▸ RECORDS TO USE
·····

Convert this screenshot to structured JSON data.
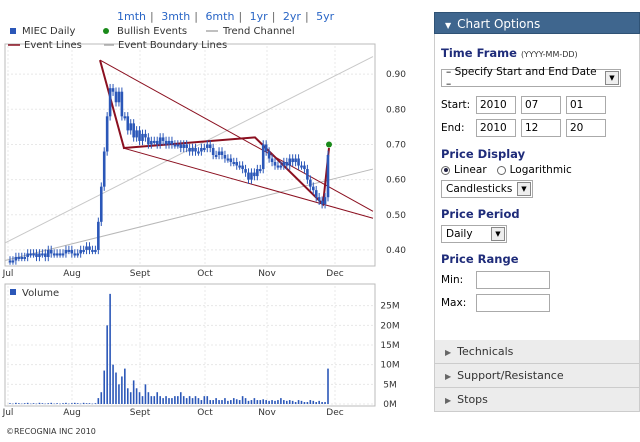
{
  "range_links": [
    "1mth",
    "3mth",
    "6mth",
    "1yr",
    "2yr",
    "5yr"
  ],
  "legend": {
    "series": "MIEC Daily",
    "bullish": "Bullish Events",
    "trend": "Trend Channel",
    "event_lines": "Event Lines",
    "boundary": "Event Boundary Lines"
  },
  "colors": {
    "candle": "#2b57b8",
    "event_line": "#8b1020",
    "event_boundary": "#bbbbbb",
    "trend_channel": "#aaaaaa",
    "bullish": "#1a8a1a",
    "panel_header": "#3f668e",
    "section_title": "#1f2c7a"
  },
  "chart_data": [
    {
      "type": "candlestick",
      "ticker": "MIEC",
      "x_ticks": [
        "Jul",
        "Aug",
        "Sept",
        "Oct",
        "Nov",
        "Dec"
      ],
      "y_ticks": [
        "0.40",
        "0.50",
        "0.60",
        "0.70",
        "0.80",
        "0.90"
      ],
      "ylim": [
        0.36,
        0.98
      ],
      "grid": true,
      "close": [
        0.37,
        0.37,
        0.38,
        0.38,
        0.38,
        0.38,
        0.39,
        0.39,
        0.39,
        0.38,
        0.39,
        0.39,
        0.38,
        0.4,
        0.39,
        0.39,
        0.39,
        0.39,
        0.39,
        0.4,
        0.4,
        0.39,
        0.39,
        0.39,
        0.4,
        0.4,
        0.41,
        0.4,
        0.4,
        0.4,
        0.48,
        0.58,
        0.68,
        0.78,
        0.86,
        0.85,
        0.82,
        0.85,
        0.78,
        0.78,
        0.74,
        0.76,
        0.72,
        0.74,
        0.71,
        0.73,
        0.72,
        0.7,
        0.71,
        0.71,
        0.7,
        0.72,
        0.71,
        0.7,
        0.71,
        0.7,
        0.7,
        0.7,
        0.69,
        0.7,
        0.69,
        0.68,
        0.69,
        0.68,
        0.68,
        0.69,
        0.69,
        0.7,
        0.69,
        0.67,
        0.67,
        0.68,
        0.67,
        0.66,
        0.66,
        0.65,
        0.65,
        0.64,
        0.64,
        0.63,
        0.62,
        0.6,
        0.62,
        0.61,
        0.63,
        0.63,
        0.7,
        0.68,
        0.66,
        0.65,
        0.64,
        0.64,
        0.64,
        0.65,
        0.64,
        0.66,
        0.65,
        0.66,
        0.64,
        0.64,
        0.63,
        0.6,
        0.58,
        0.57,
        0.55,
        0.54,
        0.53,
        0.55,
        0.67
      ],
      "event_lines": [
        [
          0.94,
          0.69,
          0.72,
          0.53,
          0.69
        ]
      ],
      "bullish_event": 0.7
    },
    {
      "type": "bar",
      "title": "Volume",
      "y_ticks": [
        "0M",
        "5M",
        "10M",
        "15M",
        "20M",
        "25M"
      ],
      "ylim": [
        0,
        30
      ],
      "grid": true,
      "values": [
        0.2,
        0.1,
        0.3,
        0.2,
        0.1,
        0.2,
        0.3,
        0.1,
        0.2,
        0.1,
        0.3,
        0.2,
        0.1,
        0.2,
        0.3,
        0.1,
        0.2,
        0.1,
        0.2,
        0.3,
        0.1,
        0.2,
        0.3,
        0.2,
        0.1,
        0.3,
        0.2,
        0.2,
        0.1,
        0.2,
        1.5,
        3.0,
        8.5,
        20,
        28,
        10,
        8,
        5,
        7,
        9,
        4,
        3,
        6,
        4,
        3,
        2,
        5,
        3,
        2,
        2,
        3,
        2,
        1.5,
        2,
        1.5,
        1.5,
        2,
        2,
        3,
        2,
        1.5,
        2,
        1.5,
        2,
        1.5,
        1,
        2,
        2,
        1,
        1,
        1.5,
        1,
        1,
        1.5,
        0.8,
        1,
        1.5,
        1.2,
        1,
        2,
        1.5,
        0.8,
        1,
        1.5,
        1,
        1,
        1.2,
        1,
        0.8,
        1,
        0.8,
        1,
        1.5,
        1,
        0.8,
        1,
        0.8,
        0.5,
        1,
        0.8,
        0.5,
        0.5,
        1,
        0.8,
        0.5,
        0.8,
        0.5,
        0.5,
        9
      ]
    }
  ],
  "copyright": "©RECOGNIA INC 2010",
  "panel": {
    "title": "Chart Options",
    "time_frame": {
      "label": "Time Frame",
      "sub": "(YYYY-MM-DD)",
      "select": "– Specify Start and End Date –"
    },
    "start": {
      "label": "Start:",
      "y": "2010",
      "m": "07",
      "d": "01"
    },
    "end": {
      "label": "End:",
      "y": "2010",
      "m": "12",
      "d": "20"
    },
    "price_display": {
      "label": "Price Display",
      "linear": "Linear",
      "log": "Logarithmic",
      "style": "Candlesticks"
    },
    "price_period": {
      "label": "Price Period",
      "value": "Daily"
    },
    "price_range": {
      "label": "Price Range",
      "min": "Min:",
      "max": "Max:"
    },
    "sections": [
      "Technicals",
      "Support/Resistance",
      "Stops"
    ]
  }
}
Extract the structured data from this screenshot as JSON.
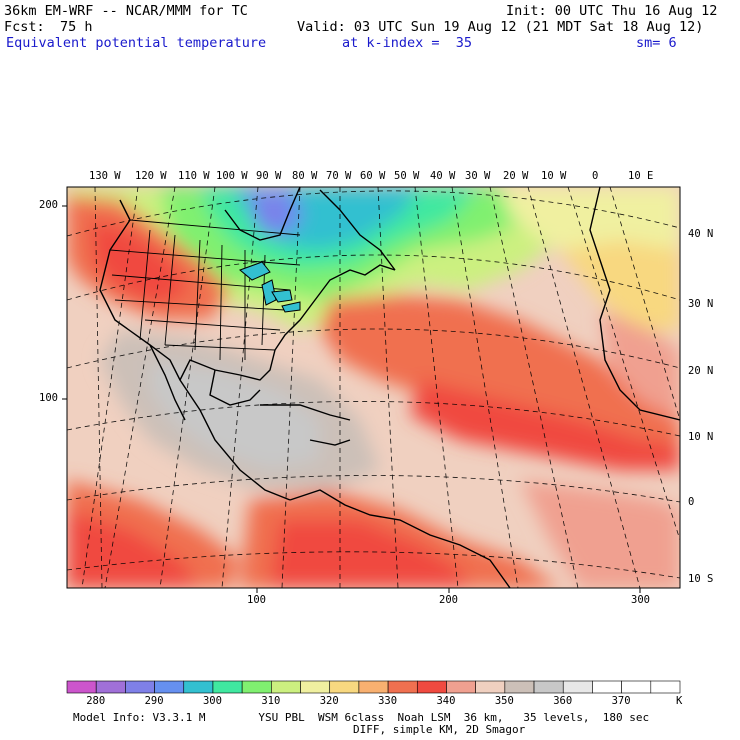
{
  "header": {
    "model": "36km EM-WRF -- NCAR/MMM for TC",
    "init": "Init: 00 UTC Thu 16 Aug 12",
    "fcst_label": "Fcst:",
    "fcst_value": "75 h",
    "valid": "Valid: 03 UTC Sun 19 Aug 12 (21 MDT Sat 18 Aug 12)",
    "field": "Equivalent potential temperature",
    "level": "at k-index =  35",
    "smoothing": "sm= 6"
  },
  "map": {
    "lon_labels_top": [
      "130 W",
      "120 W",
      "110 W",
      "100 W",
      "90 W",
      "80 W",
      "70 W",
      "60 W",
      "50 W",
      "40 W",
      "30 W",
      "20 W",
      "10 W",
      "0",
      "10 E"
    ],
    "lat_labels_right": [
      "40 N",
      "30 N",
      "20 N",
      "10 N",
      "0",
      "10 S"
    ],
    "grid_labels_left": [
      "200",
      "100"
    ],
    "grid_labels_bottom": [
      "100",
      "200",
      "300"
    ]
  },
  "colorbar": {
    "unit": "K",
    "tick_labels": [
      "280",
      "290",
      "300",
      "310",
      "320",
      "330",
      "340",
      "350",
      "360",
      "370"
    ],
    "colors": [
      "#cc55cc",
      "#a070d8",
      "#7f80e8",
      "#6690f0",
      "#33c0d0",
      "#40e8a0",
      "#80f070",
      "#ccf080",
      "#f0f0a0",
      "#f8d880",
      "#f8b070",
      "#f07050",
      "#f04a40",
      "#f0a090",
      "#f0d0c0",
      "#ccc0b8",
      "#c8c8c8",
      "#e8e8e8",
      "#ffffff",
      "#ffffff",
      "#ffffff"
    ]
  },
  "footer": {
    "line1": "Model Info: V3.3.1 M        YSU PBL  WSM 6class  Noah LSM  36 km,   35 levels,  180 sec",
    "line2": "DIFF, simple KM, 2D Smagor"
  }
}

·····

▸ EXERCISE REQUIREMENTS
Scan the data above and copy every line with "screenshot" in it.

▸ OUTPUT FOR THIS EXERCISE
Convert this screenshot to structured JSON data.
Extract the structured data from this screenshot as JSON.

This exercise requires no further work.